[PASSAGE GIVEN]
* start *
Managing America's Defense Industries in a World of Great Power Competition
America's dependence on foreign suppliers is too broad for its own good in a world characterized by rising great powers challengers.
President Donald Trump and his Department of Defense have issued a new report, “Assessing and Strengthening the Manufacturing and Defense Industrial Base and Supply Chain Resiliency of the United States” that seeks to identify areas of weakness and make recommendations about paths to regain strength within the nation’s manufacturing sector. In issuing this report, which some might criticize as an attempt to manage a portion of the nation’s economy, President Trump has taken a page from two of his most illustrious predecessors.
Franklin D. Roosevelt saw World War II coming. Despite the nation’s desire to avoid entanglements in foreign wars, it nonetheless began to rearm itself prior to its entry into the war. In 1938 and twice in 1940, legislative acts authorized not only the construction of ships but also a significant numbers of aircraft to go with them. At the beginning of the war the U.S. Navy had 790 ships, which was twice as many as it had just three years earlier. Four years later, as the war came to an end, the nation’s shipbuilding industry had built an unprecedented 6,768 ship Navy—the largest the world had ever seen. At one point, the multitude of U.S. shipyards were producing a new warship every week.
Aviation production experienced a similar revolution. In an effort to build more fighters and bombers to defeat Germany and Japan, entire car factories were converted over to aircraft production. The Willow Run plant near Ypsilanti, Michigan, which built the B-24 Liberator bomber, produced a new aircraft every fifty-nine minutes at peak capacity. In the case of ships and aircraft, as well as with tanks and artillery tubes, the Federal government stepped in to allocate resources and manage the nation’s wartime industrial base.
* end *
[DATA SECTION]
* start *
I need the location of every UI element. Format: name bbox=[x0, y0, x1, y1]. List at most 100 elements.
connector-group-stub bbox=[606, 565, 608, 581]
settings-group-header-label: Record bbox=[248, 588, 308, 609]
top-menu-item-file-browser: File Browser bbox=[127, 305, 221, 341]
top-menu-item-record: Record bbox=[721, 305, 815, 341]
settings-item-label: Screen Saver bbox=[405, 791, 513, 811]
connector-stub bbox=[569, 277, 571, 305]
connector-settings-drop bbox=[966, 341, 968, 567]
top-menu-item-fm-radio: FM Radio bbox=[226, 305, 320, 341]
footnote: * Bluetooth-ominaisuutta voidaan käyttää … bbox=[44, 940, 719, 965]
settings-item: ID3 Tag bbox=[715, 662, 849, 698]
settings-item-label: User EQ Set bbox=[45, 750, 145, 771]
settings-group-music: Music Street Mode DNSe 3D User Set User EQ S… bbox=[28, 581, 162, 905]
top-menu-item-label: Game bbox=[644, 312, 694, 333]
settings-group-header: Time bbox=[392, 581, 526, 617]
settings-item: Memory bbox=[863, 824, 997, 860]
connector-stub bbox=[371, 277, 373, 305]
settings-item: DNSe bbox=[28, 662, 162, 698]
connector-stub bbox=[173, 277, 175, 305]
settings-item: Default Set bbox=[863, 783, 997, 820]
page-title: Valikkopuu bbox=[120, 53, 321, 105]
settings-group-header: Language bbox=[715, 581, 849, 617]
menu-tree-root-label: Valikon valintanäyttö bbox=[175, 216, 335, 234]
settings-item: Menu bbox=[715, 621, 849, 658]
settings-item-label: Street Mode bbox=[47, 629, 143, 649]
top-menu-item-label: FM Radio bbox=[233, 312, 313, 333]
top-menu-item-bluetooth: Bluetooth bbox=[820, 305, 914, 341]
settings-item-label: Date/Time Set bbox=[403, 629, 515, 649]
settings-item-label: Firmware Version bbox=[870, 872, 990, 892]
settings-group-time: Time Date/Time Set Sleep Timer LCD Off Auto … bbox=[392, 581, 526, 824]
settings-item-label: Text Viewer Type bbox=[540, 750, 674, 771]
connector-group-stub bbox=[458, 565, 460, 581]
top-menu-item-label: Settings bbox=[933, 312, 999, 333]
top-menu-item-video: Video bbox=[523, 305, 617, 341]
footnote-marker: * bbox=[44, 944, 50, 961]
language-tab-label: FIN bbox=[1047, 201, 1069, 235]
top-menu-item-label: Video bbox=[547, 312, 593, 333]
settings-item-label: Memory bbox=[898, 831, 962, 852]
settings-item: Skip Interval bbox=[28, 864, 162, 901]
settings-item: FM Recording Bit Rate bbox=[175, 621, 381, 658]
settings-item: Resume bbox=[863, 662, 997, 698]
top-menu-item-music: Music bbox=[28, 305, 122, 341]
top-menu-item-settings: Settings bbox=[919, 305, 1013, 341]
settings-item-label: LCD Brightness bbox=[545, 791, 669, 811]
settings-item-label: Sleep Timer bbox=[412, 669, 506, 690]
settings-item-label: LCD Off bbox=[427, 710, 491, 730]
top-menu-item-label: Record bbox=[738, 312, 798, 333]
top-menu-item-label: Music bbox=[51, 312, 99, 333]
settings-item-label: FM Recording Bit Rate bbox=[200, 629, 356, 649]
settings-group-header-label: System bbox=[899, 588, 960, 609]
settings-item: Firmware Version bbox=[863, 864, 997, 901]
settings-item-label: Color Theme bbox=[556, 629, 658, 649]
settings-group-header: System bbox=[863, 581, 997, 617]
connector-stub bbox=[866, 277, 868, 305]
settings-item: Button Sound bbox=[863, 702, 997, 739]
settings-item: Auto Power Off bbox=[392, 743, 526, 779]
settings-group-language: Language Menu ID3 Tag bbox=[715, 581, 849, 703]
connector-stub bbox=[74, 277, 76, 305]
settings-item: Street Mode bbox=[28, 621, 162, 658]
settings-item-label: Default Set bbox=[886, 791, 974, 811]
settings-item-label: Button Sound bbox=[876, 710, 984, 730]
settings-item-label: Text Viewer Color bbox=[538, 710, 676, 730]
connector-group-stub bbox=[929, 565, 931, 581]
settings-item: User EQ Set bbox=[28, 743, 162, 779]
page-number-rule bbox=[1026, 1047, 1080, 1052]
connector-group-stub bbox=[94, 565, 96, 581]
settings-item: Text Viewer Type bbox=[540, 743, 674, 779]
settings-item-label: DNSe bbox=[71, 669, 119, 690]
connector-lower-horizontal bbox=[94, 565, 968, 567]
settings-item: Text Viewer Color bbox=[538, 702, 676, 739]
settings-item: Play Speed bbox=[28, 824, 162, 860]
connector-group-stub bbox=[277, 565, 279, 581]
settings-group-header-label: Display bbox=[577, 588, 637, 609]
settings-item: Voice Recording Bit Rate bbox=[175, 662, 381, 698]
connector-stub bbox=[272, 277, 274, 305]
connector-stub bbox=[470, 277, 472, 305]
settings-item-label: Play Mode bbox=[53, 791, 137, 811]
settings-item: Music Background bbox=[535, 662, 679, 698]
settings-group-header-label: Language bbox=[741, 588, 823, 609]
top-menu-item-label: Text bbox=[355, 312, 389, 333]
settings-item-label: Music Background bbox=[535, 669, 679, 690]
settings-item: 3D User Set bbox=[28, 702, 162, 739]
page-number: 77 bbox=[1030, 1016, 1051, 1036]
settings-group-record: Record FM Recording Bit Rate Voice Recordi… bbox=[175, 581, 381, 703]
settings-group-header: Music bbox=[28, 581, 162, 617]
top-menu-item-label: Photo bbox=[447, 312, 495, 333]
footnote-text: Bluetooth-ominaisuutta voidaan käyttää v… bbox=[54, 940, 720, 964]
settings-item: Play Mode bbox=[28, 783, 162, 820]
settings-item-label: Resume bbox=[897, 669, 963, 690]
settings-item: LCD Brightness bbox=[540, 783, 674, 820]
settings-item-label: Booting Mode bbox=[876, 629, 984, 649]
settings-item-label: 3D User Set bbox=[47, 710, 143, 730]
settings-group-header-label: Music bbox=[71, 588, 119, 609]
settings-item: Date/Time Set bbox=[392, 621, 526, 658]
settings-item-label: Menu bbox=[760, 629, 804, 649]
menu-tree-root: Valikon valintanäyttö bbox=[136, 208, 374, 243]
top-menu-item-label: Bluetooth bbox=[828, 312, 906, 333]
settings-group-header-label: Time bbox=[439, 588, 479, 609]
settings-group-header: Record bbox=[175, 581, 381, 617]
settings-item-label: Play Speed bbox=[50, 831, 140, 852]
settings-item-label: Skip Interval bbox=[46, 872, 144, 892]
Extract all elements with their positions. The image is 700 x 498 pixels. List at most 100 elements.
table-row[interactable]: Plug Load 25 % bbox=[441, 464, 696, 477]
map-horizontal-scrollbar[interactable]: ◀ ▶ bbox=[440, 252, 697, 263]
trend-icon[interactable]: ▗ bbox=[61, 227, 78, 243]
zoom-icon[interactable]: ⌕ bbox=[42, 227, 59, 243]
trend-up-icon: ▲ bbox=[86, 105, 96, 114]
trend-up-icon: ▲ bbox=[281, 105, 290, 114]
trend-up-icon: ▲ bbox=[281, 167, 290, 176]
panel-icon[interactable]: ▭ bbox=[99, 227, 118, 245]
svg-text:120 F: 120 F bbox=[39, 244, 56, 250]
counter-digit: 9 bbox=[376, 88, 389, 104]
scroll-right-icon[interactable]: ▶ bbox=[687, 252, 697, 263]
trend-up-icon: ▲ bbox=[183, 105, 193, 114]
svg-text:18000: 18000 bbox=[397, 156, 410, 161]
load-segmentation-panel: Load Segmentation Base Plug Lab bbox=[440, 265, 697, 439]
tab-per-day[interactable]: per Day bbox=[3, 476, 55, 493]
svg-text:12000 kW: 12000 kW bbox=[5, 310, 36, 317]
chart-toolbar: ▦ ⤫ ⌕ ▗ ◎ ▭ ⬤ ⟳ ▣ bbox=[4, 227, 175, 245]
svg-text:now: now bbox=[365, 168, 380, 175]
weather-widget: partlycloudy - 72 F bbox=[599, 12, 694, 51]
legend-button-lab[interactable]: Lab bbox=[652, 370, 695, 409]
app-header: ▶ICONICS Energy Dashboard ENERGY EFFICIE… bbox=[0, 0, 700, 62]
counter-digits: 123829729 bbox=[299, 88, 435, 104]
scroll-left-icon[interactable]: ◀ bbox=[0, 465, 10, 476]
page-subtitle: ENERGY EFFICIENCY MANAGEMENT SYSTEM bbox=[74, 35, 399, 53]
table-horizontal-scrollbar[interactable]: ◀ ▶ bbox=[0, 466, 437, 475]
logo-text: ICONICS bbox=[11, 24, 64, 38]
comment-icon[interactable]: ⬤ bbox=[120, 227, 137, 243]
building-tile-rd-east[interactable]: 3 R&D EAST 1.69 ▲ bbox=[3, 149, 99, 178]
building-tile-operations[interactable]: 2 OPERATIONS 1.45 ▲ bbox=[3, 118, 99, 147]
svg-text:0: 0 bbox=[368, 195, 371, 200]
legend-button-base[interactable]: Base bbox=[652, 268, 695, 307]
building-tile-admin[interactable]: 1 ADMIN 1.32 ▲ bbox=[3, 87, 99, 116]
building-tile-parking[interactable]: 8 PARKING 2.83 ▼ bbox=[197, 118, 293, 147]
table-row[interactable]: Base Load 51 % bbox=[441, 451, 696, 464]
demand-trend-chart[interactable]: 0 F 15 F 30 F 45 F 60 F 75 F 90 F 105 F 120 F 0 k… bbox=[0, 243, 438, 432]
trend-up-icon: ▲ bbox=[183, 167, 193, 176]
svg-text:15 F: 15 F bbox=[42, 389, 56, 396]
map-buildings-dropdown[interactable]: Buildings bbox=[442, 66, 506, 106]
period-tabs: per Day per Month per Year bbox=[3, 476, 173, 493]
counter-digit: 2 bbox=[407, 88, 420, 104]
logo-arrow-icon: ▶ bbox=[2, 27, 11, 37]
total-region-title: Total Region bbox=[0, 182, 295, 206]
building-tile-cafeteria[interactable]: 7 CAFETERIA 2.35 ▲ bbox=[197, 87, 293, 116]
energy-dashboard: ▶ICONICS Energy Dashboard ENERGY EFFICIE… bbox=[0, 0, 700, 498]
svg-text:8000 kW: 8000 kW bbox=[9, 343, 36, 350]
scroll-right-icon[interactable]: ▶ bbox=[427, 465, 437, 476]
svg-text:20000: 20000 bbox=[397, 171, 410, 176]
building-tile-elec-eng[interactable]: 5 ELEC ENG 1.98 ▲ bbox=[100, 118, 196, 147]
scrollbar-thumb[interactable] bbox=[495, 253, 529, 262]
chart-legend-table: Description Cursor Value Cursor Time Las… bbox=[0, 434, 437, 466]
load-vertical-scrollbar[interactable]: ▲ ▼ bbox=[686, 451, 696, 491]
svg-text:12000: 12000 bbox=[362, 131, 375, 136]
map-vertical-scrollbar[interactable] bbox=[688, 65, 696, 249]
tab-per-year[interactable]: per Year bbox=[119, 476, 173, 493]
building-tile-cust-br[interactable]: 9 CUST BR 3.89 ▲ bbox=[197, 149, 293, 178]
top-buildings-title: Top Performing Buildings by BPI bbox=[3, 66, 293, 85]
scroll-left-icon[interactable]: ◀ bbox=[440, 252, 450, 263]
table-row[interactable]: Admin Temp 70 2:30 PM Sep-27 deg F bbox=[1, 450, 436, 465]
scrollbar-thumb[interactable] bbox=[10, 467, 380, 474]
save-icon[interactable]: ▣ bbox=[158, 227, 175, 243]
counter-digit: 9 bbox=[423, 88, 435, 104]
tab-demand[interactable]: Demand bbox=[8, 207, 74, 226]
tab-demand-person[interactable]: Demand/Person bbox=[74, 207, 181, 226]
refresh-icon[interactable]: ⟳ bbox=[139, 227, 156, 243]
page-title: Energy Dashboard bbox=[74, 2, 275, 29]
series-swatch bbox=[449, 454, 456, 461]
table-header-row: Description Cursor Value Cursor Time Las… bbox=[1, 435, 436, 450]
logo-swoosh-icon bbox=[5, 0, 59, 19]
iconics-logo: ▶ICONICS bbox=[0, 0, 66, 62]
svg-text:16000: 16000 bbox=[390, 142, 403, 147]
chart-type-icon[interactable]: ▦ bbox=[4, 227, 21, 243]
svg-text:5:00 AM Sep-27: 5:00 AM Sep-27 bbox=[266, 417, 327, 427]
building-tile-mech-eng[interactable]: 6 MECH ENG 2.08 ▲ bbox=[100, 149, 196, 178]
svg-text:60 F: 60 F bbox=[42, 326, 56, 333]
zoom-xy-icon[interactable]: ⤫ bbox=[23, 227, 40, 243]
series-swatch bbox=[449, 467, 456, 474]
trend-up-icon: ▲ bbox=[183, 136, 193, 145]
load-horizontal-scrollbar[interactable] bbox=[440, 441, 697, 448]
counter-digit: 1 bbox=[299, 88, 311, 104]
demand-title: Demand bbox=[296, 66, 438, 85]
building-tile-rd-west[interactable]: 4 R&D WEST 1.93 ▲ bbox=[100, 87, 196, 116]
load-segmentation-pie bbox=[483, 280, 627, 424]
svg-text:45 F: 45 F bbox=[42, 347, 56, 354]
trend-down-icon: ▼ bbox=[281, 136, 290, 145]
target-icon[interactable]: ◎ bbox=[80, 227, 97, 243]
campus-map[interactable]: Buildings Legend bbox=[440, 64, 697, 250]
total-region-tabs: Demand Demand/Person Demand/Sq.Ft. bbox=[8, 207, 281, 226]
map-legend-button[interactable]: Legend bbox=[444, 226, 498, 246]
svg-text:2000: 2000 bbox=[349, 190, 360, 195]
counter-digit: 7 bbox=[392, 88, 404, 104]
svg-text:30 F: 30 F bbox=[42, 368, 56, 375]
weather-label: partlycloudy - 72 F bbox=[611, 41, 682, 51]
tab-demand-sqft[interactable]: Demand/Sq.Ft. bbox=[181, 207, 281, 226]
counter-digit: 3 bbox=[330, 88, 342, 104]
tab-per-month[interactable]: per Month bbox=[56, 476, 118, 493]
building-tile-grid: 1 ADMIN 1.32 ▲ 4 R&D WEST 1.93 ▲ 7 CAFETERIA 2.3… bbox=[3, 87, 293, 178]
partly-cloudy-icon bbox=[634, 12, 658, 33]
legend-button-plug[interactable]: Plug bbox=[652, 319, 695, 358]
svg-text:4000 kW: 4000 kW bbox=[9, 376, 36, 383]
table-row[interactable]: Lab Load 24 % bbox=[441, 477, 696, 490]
* end *
Summarize the article on America's defense industries in two sentences.

[OUTPUT] President Donald Trump and his Department of Defense issued a report that seeks to identify weaknesses in the nation's manufacturing sector and recommend ways to regain strength, a move that takes a page from two of his most illustrious predecessors. Under Franklin D. Roosevelt, the nation began rearming before entering World War II, building a 6,768-ship Navy and converting car factories to aircraft production, while the federal government allocated resources and managed the wartime industrial base.